▸ **Collected data**:
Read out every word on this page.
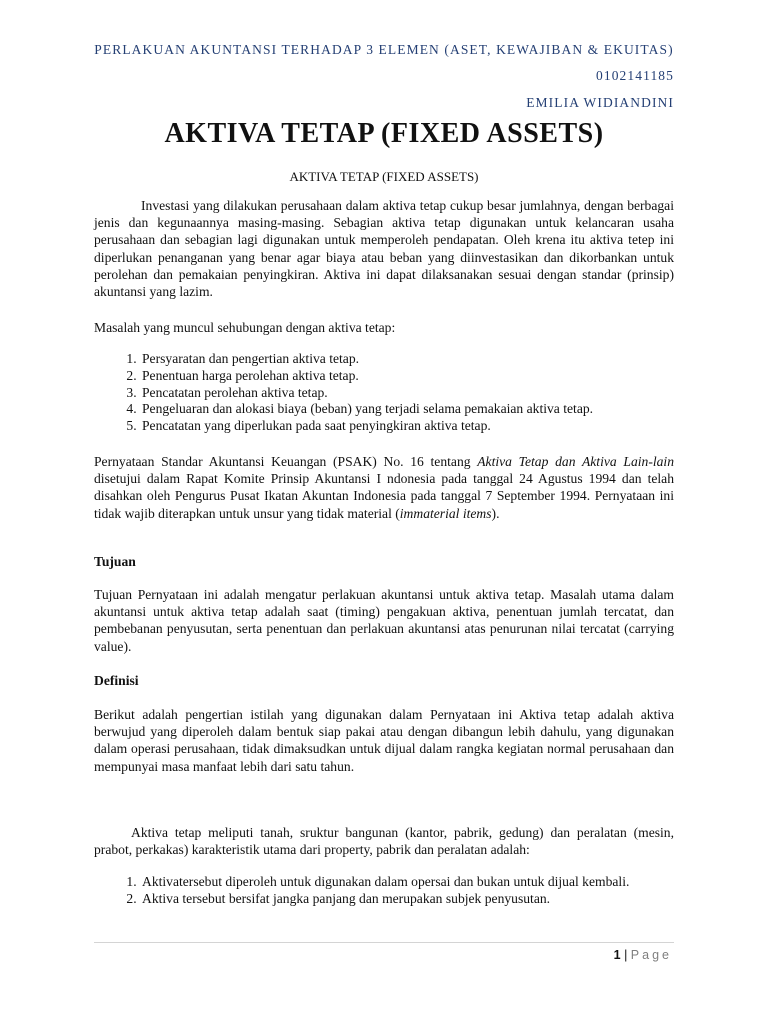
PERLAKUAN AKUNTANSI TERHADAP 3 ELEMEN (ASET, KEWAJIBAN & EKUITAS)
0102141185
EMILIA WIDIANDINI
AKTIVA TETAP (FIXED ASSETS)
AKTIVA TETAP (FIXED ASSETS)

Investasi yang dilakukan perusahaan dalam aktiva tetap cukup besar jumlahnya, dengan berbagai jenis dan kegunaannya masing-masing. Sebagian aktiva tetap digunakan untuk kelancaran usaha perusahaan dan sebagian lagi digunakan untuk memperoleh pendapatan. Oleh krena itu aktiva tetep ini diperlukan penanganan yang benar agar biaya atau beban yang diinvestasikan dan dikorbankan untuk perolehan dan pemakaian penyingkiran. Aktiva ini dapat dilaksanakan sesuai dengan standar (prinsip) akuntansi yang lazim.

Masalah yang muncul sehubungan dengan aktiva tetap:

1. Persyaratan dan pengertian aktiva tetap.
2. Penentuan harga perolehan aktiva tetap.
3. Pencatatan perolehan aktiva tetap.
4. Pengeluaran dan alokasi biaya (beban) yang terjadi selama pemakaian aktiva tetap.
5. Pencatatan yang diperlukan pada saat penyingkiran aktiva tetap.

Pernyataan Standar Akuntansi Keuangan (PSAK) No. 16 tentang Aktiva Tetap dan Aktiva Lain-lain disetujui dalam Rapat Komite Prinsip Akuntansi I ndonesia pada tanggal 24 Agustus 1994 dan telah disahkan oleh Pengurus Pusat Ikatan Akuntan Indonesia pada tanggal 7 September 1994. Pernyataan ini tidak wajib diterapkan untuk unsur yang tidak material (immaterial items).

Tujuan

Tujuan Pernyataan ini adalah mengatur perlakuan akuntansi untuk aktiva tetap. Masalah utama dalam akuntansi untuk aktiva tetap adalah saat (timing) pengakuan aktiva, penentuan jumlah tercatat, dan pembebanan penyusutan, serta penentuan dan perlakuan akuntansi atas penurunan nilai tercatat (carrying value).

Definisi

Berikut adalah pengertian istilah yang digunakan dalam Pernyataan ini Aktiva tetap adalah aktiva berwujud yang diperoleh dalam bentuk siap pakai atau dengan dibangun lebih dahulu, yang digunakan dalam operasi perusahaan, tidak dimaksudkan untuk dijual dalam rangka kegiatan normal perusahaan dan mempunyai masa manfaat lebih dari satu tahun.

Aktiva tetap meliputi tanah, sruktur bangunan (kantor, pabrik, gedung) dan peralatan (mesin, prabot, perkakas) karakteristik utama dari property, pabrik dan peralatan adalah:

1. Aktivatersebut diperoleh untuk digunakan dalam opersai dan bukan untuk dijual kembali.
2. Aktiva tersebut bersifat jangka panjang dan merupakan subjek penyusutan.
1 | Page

* * *

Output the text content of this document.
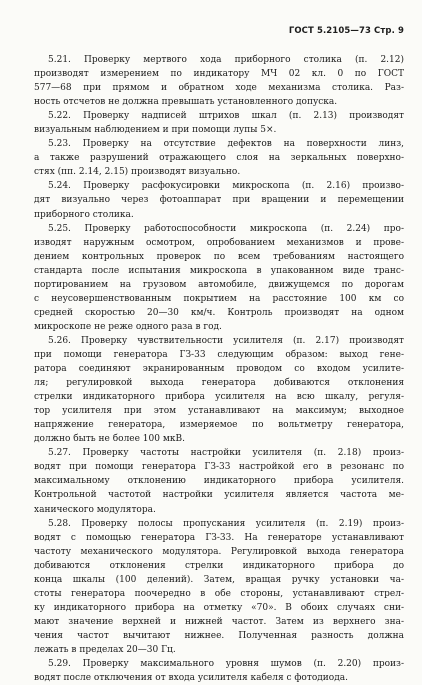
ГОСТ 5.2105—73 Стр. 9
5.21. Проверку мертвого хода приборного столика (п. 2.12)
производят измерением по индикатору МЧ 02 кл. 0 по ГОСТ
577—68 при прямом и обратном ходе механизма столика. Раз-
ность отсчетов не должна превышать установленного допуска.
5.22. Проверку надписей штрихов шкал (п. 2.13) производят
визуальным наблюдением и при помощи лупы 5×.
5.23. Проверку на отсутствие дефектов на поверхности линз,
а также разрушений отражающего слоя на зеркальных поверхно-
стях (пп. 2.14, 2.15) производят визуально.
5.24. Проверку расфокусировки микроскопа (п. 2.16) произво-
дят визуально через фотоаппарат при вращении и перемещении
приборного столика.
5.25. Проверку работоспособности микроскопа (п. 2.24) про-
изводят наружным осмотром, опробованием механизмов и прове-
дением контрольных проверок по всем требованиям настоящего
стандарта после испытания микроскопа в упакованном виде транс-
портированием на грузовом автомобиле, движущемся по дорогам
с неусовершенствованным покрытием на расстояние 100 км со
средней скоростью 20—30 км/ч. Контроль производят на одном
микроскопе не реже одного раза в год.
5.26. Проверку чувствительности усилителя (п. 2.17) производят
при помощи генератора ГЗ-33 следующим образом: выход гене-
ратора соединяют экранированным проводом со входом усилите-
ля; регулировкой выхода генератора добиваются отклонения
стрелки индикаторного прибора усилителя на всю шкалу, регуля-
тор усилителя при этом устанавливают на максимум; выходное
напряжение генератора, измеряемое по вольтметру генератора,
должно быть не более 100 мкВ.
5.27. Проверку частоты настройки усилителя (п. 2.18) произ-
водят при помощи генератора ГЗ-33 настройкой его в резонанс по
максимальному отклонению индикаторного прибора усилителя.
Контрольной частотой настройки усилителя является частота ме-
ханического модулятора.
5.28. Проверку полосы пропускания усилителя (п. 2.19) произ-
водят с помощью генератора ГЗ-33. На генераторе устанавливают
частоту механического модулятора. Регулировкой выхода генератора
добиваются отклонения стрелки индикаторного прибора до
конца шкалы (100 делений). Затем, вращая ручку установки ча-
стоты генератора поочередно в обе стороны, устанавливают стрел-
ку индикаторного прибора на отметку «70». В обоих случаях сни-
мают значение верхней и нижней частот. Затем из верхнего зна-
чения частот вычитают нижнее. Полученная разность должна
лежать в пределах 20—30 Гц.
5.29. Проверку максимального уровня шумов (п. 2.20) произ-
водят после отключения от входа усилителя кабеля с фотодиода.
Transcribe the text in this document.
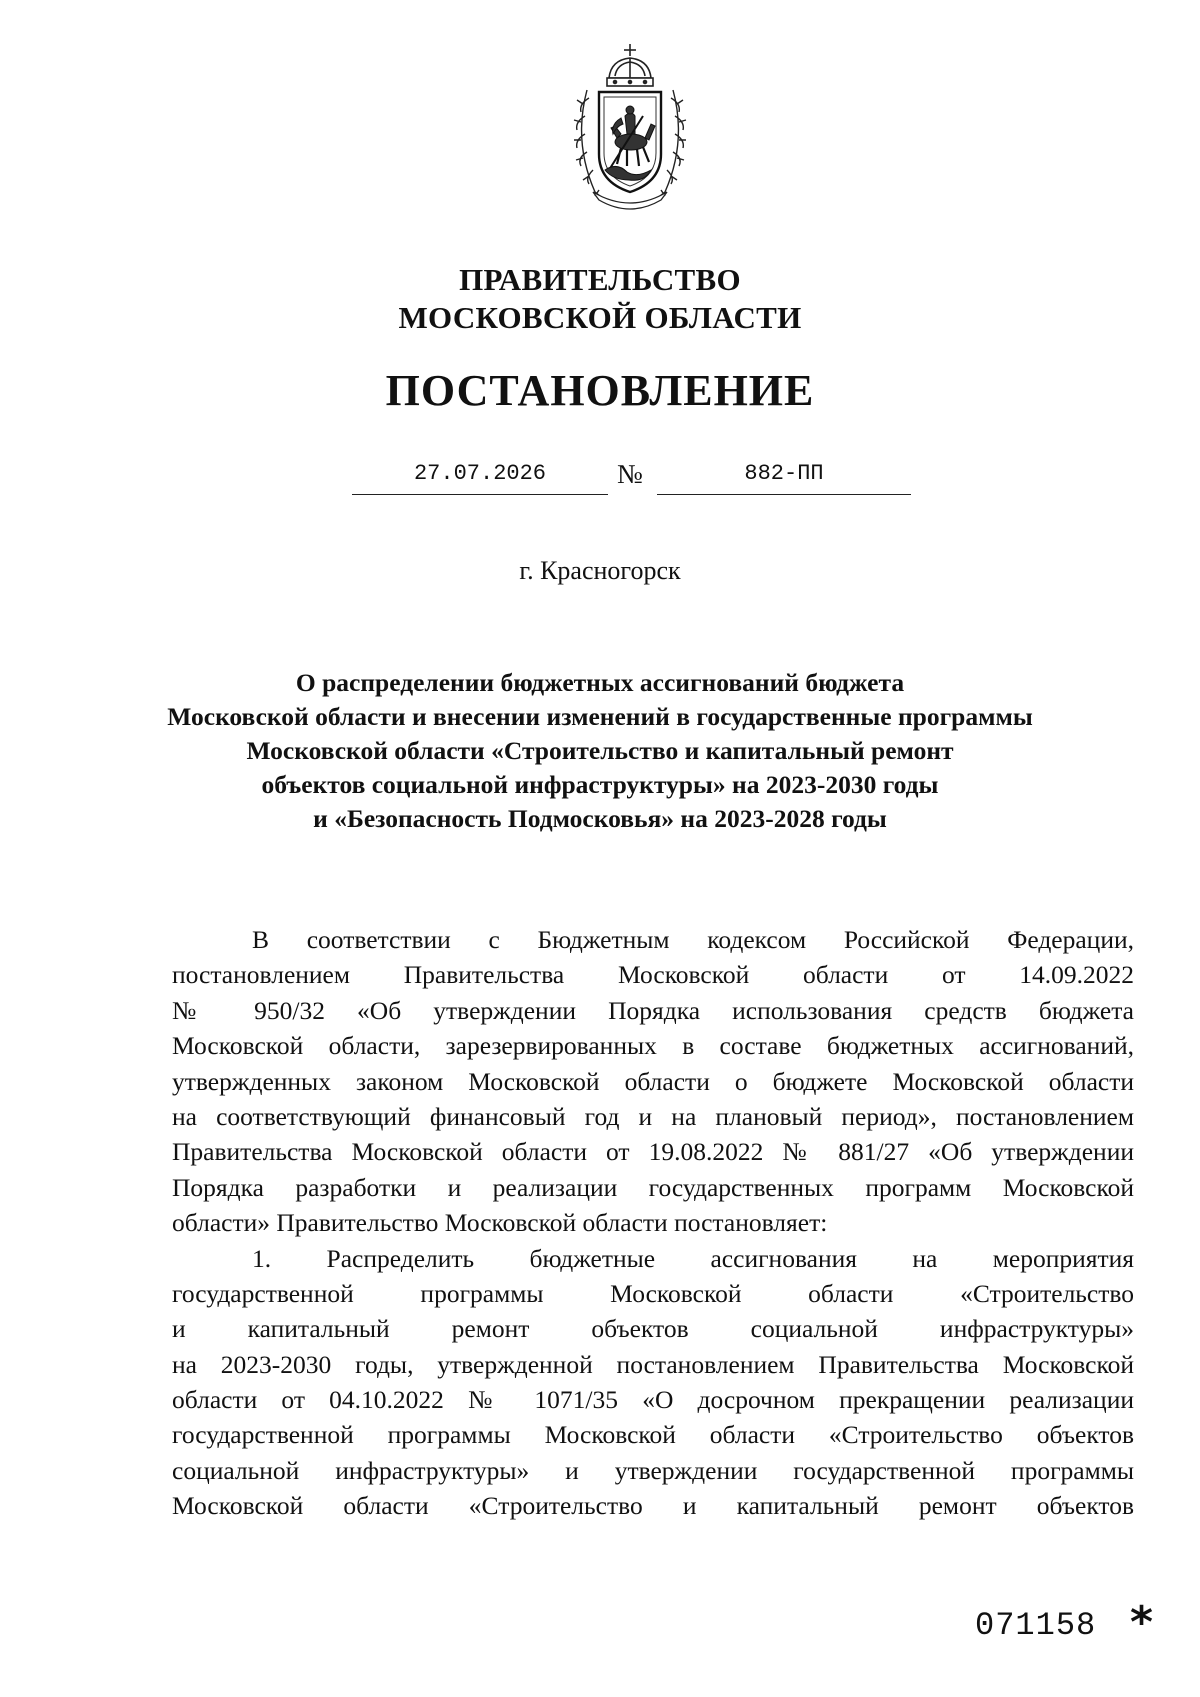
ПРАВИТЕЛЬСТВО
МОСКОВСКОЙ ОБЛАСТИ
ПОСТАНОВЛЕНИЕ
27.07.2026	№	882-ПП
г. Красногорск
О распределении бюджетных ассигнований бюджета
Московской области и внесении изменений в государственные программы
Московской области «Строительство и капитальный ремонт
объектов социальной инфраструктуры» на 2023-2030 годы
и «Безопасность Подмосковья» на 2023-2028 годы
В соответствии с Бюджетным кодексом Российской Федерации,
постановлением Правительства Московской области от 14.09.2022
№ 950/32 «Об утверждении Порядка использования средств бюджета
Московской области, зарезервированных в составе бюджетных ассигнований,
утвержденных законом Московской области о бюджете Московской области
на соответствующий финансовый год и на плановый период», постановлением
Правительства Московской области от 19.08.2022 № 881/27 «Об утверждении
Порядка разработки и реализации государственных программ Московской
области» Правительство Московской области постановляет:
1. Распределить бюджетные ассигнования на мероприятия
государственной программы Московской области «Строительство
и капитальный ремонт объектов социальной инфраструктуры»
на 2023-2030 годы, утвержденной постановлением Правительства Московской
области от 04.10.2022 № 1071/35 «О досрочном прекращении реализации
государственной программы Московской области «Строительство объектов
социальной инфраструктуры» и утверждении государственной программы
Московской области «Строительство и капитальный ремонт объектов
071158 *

▸ **What you need to do**: Determine how many lines of the listing hold the word "утверждении" and reply with that figure alone.

▸ **Response**: 3